● **DOCUMENT EXTRACT**
>> start
Langseth has helped keep Adrian safe for 20 yearsADRIAN — Problem-solver, counselor, arbitrator, peace maker. These are the things he does on a regular basis.
ADRIAN — Problem-solver, counselor, arbitrator, peace maker. These are the things he does on a regular basis.
After graduating from Hawley High School and spending two years earning his Peace Officer Standards and Training (POST) certification, Shawn Langseth’s goal was to work on a police department in a small town.
“I grew up in a small town, and was comfortable with the atmosphere,” he explained.
He certainly got his wish.
He started with the Adrian Police Department in June 1990, and took over as police chief in 1996. The department has one other full time officer, Richard Bruns, and a part-time officer, Bill Burzlaff. Together, the three handle about 700 calls a year.
Those calls can vary from a simple dispute between neighbors to an investigation into drug activity and include traffic patrol, animal complaints, answering questions and assisting other agencies such as the Nobles County Sheriff’s Office and the State Patrol. Adrian is also a member of the Buffalo Ridge Drug Task Force.
“Things can be quiet for a long time, then we get our share of crazy days,” Langseth explained. “Those seem to come in bunches.”
On a typical day, Langseth spends some time behind a desk handling the administrative duties that come with being the chief, but he and his officers try to patrol the school zones when the students are coming and going, get some traffic patrol in every day and work on any investigations they have on their plates.
>> end
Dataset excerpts
>> start
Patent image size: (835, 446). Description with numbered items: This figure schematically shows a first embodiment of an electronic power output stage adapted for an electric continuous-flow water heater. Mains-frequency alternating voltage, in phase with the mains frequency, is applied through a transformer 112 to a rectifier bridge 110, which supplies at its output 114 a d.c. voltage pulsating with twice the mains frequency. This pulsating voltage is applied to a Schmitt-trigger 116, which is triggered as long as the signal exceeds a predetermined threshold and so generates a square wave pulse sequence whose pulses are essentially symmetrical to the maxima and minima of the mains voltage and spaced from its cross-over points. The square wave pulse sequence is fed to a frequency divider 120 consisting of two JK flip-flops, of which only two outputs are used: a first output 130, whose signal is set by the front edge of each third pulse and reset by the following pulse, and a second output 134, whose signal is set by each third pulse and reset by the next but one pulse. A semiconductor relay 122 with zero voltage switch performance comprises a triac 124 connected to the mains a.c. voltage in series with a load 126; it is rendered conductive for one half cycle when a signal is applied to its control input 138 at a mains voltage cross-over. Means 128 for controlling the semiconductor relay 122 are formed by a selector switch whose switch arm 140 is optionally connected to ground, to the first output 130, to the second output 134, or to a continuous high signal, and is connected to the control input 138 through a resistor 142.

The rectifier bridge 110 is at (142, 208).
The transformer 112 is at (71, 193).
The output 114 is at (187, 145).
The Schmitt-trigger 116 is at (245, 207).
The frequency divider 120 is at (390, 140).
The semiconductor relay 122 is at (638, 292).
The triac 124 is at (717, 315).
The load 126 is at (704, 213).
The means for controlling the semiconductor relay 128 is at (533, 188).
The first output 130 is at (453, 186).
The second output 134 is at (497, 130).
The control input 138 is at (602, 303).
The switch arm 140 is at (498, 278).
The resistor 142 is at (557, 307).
>> end
● **JOB A**
According to the article about Adrian's police chief, in what year did Langseth become chief?
● **JOB B**
Carry on the article about Adrian's police chief from the point where it stops.

● **TASK OUTPUT A**
1996

● **TASK OUTPUT B**
“I’m juggling three of them right now,” he stated.
In a small town, Langseth said the department deals with more community policing than officers in a larger area might.
“Someone not scooping snow, general property issues, answering questions about legal matters,” Langseth listed. “We go to fire calls to assist with traffic, things like that.”
Besides being the chief of police, Langseth is also a member of the Adrian Fire Department, and after 20 years in Adrian, he’s a very recognizable face in the small town.
“In most cases it helps,” he admitted. “People are aware of who you are, and there is a bit more of a comfort level in talking with them. Still, in some cases, it can be a hindrance.”
He said he’s rarely asked by someone accused of breaking a law to “cut them slack” or let them off just because they know him.
“We have policies that dictate what is required,” Langseth explained. “And those follow state mandates.”
In most police work, the officer at a scene has to make judgment calls and rely on his own discretion when it comes to making decisions, and the Adrian Police Department isn’t any different. But knowing the town and the people in it can help make that decision easier, simply because the officers are aware of circumstances.
The biggest disadvantage to being on a small department is the hours he needs to stick around, even if he isn’t at work.
“You get tied to the job a little more than you would at a larger department,” Langseth stated. “It can limit what you can do during your off-patrol hours.”
The Adrian Police Department gets dispatched out of the Nobles County Dispatch Center in Worthington. Smaller cases are handled legally by the city attorney, but a portion of the gross misdemeanors and all felonies are dealt with through the Nobles County Attorney’s Office, as are all juvenile cases.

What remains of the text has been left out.